• [Stated task A] In the post on children's understanding of ownership, what ages are the children in the study?
• [Stated task B] For each statement below, say whether it agrees with the post on children's understanding of ownership, and quote the words that decide it: (i) In the first two experiments, children are told about ownership before they explain their answers. (ii) Experiment 2 focuses on the "right of exclusion." (iii) The study consists of three experiments.
• [Stated task C] Pick up the post on children's understanding of ownership after its final sentence and keep writing it.

• [Selected passage]
* * *
Tag Archives: ownership

Ownership in children’s justifications. Friedman and Nancekivell

Nancekivell, S. E., Van de Vondervoort, J. W., & Friedman, O. (2013). Young Children’s Understanding of Ownership. Child Development Perspectives, 7(4), 243–247.

This study uses a very simple experimental design to explore how children (ages 3 through 5) use ownership in their explanations about why it is acceptable or unacceptable for a person to use an object. They do three experiments.

In the first two experiments, ownership is not mentioned to children, and researchers test whether children bring up ownership spontaneously in their explanations.

In Experiment 1, researchers focused on the “right of use”, that is, whether it is acceptable for a certain character to use a certain object.

Experiment 2 is similar to experiment 1, but it focuses on the “right of exclusion” (someone shouldn’t use something because it belongs to someone else).

Experiment 3 provides children with explicit information about ownership before asking about acceptability and unacceptability of use.
* * *
• [Data provided]
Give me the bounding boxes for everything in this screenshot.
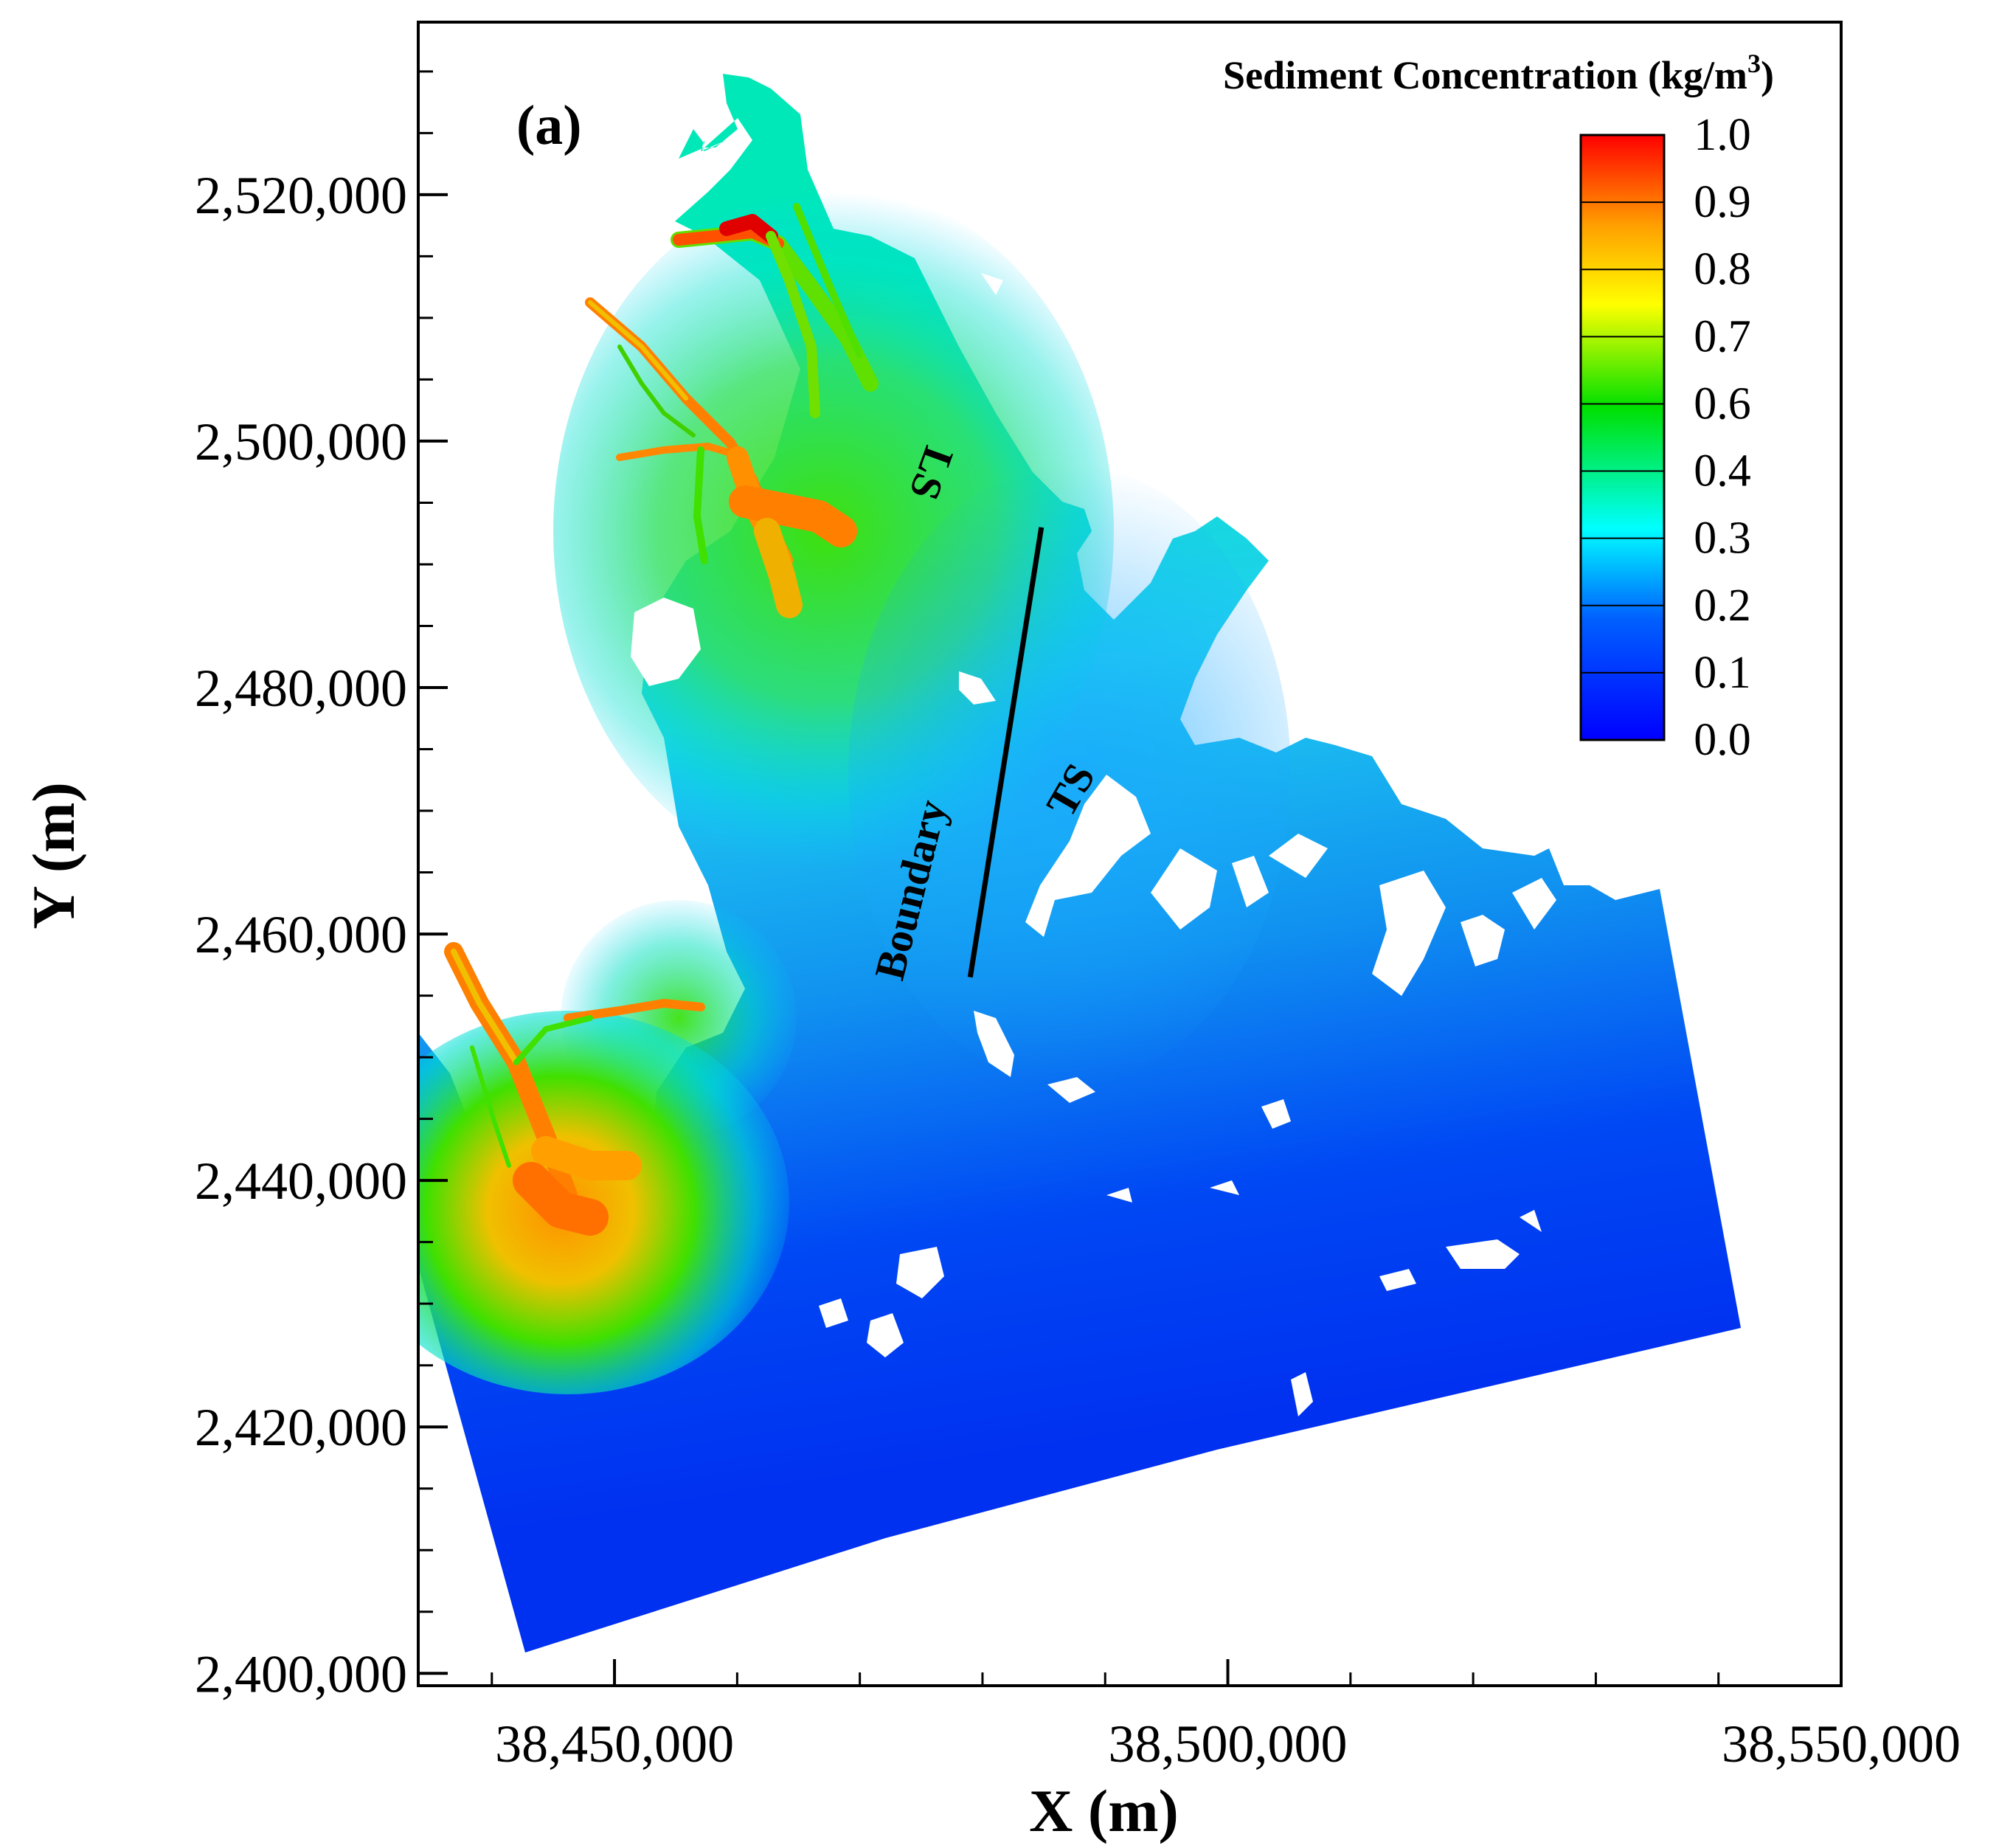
* * *
• [Expected answer A] Ages 3 through 5.

• [Expected answer B]
(i) No: "ownership is not mentioned to children"
(ii) Yes: "it focuses on the “right of exclusion”"
(iii) Yes: "They do three experiments."

• [Expected answer C]
The conclusions are that, as children grow older, they become more likely to use ownership to explain why it acceptable or unacceptable to use an object. 3-year-olds rarely referenced ownership, while 5-year-olds referenced ownership in almost half of their explanations. 5-year-olds gave ownership explanations more than any other particular kind of explanation (and this is not the case in younger children).

4- and 5-year-olds gave ownership explanations at similar rates regardless of whether ownership was mentioned. However, whether ownership was mentioned (experiment 3) did influence 3-year-olds: When 3-year-old explained why it was unacceptable to use an object, they referenced ownership more often when it was mentioned than when it was not mentioned. 3-year-olds gave more ownership explanations in the unacceptability-of-use condition.

We should emphasize that it all hangs in the narrative context. Children might reference ownership more if asked about why a person is allowed to modify an object; but they might reference ownership less if asked about gender typed objects or objects that are potentially dangerous, as other explanatory factors might be more compelling for such items (i.e., gender norms; safety concerns).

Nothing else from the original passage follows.